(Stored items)

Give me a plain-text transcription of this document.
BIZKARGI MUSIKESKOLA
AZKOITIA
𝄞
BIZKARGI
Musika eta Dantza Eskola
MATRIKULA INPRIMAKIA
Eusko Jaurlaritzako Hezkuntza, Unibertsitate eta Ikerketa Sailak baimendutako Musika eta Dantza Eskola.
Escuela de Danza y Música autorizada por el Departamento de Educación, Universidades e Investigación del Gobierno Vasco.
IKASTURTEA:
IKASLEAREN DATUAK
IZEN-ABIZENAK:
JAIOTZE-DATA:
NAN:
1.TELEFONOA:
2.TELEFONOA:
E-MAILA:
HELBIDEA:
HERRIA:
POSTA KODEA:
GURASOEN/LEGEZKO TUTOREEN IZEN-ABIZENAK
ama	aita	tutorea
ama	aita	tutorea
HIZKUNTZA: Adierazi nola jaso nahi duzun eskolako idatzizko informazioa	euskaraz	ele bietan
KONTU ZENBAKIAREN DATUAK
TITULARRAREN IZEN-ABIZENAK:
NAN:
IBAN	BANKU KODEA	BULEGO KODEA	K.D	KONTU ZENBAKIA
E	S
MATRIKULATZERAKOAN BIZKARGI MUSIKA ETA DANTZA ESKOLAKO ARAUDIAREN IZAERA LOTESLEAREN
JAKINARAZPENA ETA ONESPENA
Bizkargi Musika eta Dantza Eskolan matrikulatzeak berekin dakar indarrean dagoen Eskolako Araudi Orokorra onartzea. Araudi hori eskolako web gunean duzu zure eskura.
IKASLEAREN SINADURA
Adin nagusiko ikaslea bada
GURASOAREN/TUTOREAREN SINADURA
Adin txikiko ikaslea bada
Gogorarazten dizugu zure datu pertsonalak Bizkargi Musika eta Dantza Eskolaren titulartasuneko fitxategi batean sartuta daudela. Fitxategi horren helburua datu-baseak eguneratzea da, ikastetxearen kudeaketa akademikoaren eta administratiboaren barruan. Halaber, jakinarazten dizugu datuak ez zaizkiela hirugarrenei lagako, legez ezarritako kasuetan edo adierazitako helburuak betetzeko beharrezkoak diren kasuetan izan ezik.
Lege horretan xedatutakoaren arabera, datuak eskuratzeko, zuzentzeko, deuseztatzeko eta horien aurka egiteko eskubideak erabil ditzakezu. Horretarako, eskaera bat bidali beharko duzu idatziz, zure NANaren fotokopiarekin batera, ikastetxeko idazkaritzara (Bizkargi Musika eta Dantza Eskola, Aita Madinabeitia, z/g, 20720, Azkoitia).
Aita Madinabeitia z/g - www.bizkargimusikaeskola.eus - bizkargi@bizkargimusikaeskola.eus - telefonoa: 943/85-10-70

Work required: Write the whole listing out again. Keep every line exactly as it is.

Expected answer:
Give me a plain-text transcription of this document.
BIZKARGI MUSIKESKOLA
AZKOITIA
𝄞
BIZKARGI
Musika eta Dantza Eskola
MATRIKULA INPRIMAKIA
Eusko Jaurlaritzako Hezkuntza, Unibertsitate eta Ikerketa Sailak baimendutako Musika eta Dantza Eskola.
Escuela de Danza y Música autorizada por el Departamento de Educación, Universidades e Investigación del Gobierno Vasco.
IKASTURTEA:
IKASLEAREN DATUAK
IZEN-ABIZENAK:
JAIOTZE-DATA:
NAN:
1.TELEFONOA:
2.TELEFONOA:
E-MAILA:
HELBIDEA:
HERRIA:
POSTA KODEA:
GURASOEN/LEGEZKO TUTOREEN IZEN-ABIZENAK
ama	aita	tutorea
ama	aita	tutorea
HIZKUNTZA: Adierazi nola jaso nahi duzun eskolako idatzizko informazioa	euskaraz	ele bietan
KONTU ZENBAKIAREN DATUAK
TITULARRAREN IZEN-ABIZENAK:
NAN:
IBAN	BANKU KODEA	BULEGO KODEA	K.D	KONTU ZENBAKIA
E	S
MATRIKULATZERAKOAN BIZKARGI MUSIKA ETA DANTZA ESKOLAKO ARAUDIAREN IZAERA LOTESLEAREN
JAKINARAZPENA ETA ONESPENA
Bizkargi Musika eta Dantza Eskolan matrikulatzeak berekin dakar indarrean dagoen Eskolako Araudi Orokorra onartzea. Araudi hori eskolako web gunean duzu zure eskura.
IKASLEAREN SINADURA
Adin nagusiko ikaslea bada
GURASOAREN/TUTOREAREN SINADURA
Adin txikiko ikaslea bada
Gogorarazten dizugu zure datu pertsonalak Bizkargi Musika eta Dantza Eskolaren titulartasuneko fitxategi batean sartuta daudela. Fitxategi horren helburua datu-baseak eguneratzea da, ikastetxearen kudeaketa akademikoaren eta administratiboaren barruan. Halaber, jakinarazten dizugu datuak ez zaizkiela hirugarrenei lagako, legez ezarritako kasuetan edo adierazitako helburuak betetzeko beharrezkoak diren kasuetan izan ezik.
Lege horretan xedatutakoaren arabera, datuak eskuratzeko, zuzentzeko, deuseztatzeko eta horien aurka egiteko eskubideak erabil ditzakezu. Horretarako, eskaera bat bidali beharko duzu idatziz, zure NANaren fotokopiarekin batera, ikastetxeko idazkaritzara (Bizkargi Musika eta Dantza Eskola, Aita Madinabeitia, z/g, 20720, Azkoitia).
Aita Madinabeitia z/g - www.bizkargimusikaeskola.eus - bizkargi@bizkargimusikaeskola.eus - telefonoa: 943/85-10-70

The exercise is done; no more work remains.